The actor needed to chart his future and make peace with the past. A passport and an impulsive trip helped him find his way.
I was 19 when I got my first passport as an adult. I had moved from California to New York City and was living out of a suitcase, staying with friends. I'd just finished filming my first movie, Ordinary People, but I didn't know whether acting was what I wanted to do with my life.

While riding the subway uptown, new passport in hand, I flipped through its pages and imagined them filled with stamps. I had a lot on my mind that day. My father had passed away suddenly two years earlier, and soon afterward I found myself working full-time as an actor, so I hadn't had time to reflect on his death. Plus, I was trying to decide whether I wanted to work on a film called Taps. I started to put a lot of pressure on myself—I had to get home and make phone calls and read the script. But then I realized I didn't have anywhere I actually needed to be; therefore, it was time to be somewhere else.

A thought came over me: "I have a passport, I have my first credit card, and I have $7,000 in the bank." I figured the best thing to do with a credit card, a passport, and a lot on my mind was to head to the airport and then decide on a destination. I'd done some spontaneous things before—the occasional road trip, a last-minute weekend skiing trip—but nothing like this. Yet it seemed like such a perfectly reasonable and logical thing to do.

I got out of the subway at the next stop, hailed a cab, and went straight to Kennedy Airport. I had absolutely nothing with me, just the T-shirt and jeans I was wearing. The cabbie drove me around while I looked at all the different airlines and destinations; I finally settled on Air France. That was it. I plopped down my new credit card and asked for a ticket. When the counter agent asked me if I had any luggage, I answered no. A carry-on? No. Soon I was on my way to Paris.

# [Information given]
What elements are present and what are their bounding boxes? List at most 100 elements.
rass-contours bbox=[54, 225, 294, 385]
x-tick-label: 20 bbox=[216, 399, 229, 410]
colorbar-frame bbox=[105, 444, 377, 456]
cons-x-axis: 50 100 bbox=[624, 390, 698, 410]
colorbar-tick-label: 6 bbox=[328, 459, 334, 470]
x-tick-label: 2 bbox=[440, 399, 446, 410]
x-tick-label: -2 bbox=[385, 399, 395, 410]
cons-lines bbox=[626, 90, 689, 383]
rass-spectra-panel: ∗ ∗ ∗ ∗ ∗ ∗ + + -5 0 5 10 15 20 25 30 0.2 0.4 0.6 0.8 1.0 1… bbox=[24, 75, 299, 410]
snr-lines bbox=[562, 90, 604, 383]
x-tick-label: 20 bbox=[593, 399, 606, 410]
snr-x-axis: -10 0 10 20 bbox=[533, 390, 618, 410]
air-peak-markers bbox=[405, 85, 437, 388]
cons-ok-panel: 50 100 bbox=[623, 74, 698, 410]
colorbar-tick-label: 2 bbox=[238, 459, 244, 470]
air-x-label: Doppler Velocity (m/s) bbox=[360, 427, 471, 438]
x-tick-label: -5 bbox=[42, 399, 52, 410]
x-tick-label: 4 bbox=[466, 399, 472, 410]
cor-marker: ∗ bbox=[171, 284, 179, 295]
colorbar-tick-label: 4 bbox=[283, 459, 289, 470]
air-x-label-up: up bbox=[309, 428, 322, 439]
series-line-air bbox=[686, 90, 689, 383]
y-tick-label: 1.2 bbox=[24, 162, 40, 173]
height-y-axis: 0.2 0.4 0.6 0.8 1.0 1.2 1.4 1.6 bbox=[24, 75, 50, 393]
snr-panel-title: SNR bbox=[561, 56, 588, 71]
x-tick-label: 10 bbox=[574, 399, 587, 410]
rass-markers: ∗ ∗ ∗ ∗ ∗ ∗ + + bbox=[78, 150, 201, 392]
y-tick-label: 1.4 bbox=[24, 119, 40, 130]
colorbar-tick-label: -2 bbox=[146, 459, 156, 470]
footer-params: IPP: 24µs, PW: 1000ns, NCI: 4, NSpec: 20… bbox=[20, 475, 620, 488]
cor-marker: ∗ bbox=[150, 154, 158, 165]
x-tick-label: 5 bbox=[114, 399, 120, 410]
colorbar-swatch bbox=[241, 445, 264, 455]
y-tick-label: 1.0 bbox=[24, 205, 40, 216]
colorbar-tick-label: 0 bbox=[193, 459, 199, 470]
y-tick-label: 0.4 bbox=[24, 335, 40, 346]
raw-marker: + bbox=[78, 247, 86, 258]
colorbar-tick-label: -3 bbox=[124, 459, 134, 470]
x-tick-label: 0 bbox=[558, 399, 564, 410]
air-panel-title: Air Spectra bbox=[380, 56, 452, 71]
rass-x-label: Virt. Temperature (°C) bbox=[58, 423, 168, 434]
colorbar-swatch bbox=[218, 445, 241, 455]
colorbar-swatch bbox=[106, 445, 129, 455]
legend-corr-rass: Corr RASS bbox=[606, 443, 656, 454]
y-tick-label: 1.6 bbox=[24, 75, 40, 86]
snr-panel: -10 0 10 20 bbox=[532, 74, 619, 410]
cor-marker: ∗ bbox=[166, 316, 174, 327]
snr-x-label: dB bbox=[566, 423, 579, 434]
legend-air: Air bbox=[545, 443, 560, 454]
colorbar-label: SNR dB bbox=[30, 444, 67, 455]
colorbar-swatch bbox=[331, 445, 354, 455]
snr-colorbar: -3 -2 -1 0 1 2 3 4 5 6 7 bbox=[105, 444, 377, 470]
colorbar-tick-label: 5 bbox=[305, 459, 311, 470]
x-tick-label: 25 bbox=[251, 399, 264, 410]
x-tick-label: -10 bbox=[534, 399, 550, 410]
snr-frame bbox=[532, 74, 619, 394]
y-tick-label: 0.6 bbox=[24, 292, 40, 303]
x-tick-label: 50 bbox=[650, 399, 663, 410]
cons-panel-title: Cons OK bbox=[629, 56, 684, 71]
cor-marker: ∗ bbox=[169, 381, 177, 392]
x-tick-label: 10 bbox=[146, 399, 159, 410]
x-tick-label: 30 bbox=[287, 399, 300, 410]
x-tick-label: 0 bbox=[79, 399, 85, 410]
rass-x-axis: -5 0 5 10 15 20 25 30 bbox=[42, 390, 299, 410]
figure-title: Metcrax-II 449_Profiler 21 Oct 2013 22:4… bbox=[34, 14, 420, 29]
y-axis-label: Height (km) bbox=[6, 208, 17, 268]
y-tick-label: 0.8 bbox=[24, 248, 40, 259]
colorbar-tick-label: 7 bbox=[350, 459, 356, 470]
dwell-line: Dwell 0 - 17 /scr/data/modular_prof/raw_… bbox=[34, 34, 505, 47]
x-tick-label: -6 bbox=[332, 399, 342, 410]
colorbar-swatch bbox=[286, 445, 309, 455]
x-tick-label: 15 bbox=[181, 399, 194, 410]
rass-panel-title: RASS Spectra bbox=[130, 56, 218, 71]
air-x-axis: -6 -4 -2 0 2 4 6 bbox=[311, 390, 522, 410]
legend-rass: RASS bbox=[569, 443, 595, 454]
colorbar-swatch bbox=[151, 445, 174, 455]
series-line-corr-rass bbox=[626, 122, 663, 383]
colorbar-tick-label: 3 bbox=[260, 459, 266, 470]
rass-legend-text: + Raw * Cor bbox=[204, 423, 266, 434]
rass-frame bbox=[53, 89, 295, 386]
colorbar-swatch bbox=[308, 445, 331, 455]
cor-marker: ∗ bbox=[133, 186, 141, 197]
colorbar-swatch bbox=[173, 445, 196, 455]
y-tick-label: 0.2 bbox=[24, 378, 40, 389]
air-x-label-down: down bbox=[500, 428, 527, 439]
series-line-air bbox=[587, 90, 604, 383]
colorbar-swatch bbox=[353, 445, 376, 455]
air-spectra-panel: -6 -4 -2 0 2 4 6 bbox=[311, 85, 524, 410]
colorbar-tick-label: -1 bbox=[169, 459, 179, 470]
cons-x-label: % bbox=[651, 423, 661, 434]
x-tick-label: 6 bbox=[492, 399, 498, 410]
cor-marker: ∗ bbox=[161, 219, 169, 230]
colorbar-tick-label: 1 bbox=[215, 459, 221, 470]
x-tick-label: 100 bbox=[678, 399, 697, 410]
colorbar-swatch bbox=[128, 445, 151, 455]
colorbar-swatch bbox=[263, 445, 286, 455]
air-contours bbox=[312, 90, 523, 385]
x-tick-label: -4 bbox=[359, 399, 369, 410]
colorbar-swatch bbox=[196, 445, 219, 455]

# [Exercise brief]
Write the next part of the essay about the actor's impulsive flight to Paris, starting after its final sentence. The data is separate from the essay about the actor's sudden trip abroad.

# [Exercise answer]
I took a taxi to the one French hotel I'd heard of—the Ritz, where the only room available was the $2,000-a-night Chopin Suite. In three days I'd be broke. But instead of freaking out, I booked the room and went for a long walk. I had time to think about my life, about the intense couple of years I'd just been through.

In Paris I felt free for the first time in years. Over three days, I must have gone to almost every museum and jazz club in the city. I saw The Deer Hunter and was blown away by the soundtrack and the passion of the artists involved. Things settled down, and I felt a sense of peace. I returned to New York with a depleted savings account but a good idea of what I wanted to do with my future.

That trip made me a spontaneous person. My life's different now; I have two sons and responsibilities to juggle. Just last year I found myself on a spur-of-the-moment drive from New York to western Pennsylvania, because I had the time and a desire to be alone. What I learned at that moment on the subway 30 years ago, staring at my blank passport, was this: If you have an impulse to do something, and it's not totally irresponsible, why not do it? It might just be the journey you've always needed. 

As told to Rachel Bertsche

Hutton, who won an Oscar® for Ordinary People, now stars in Leverage on TNT.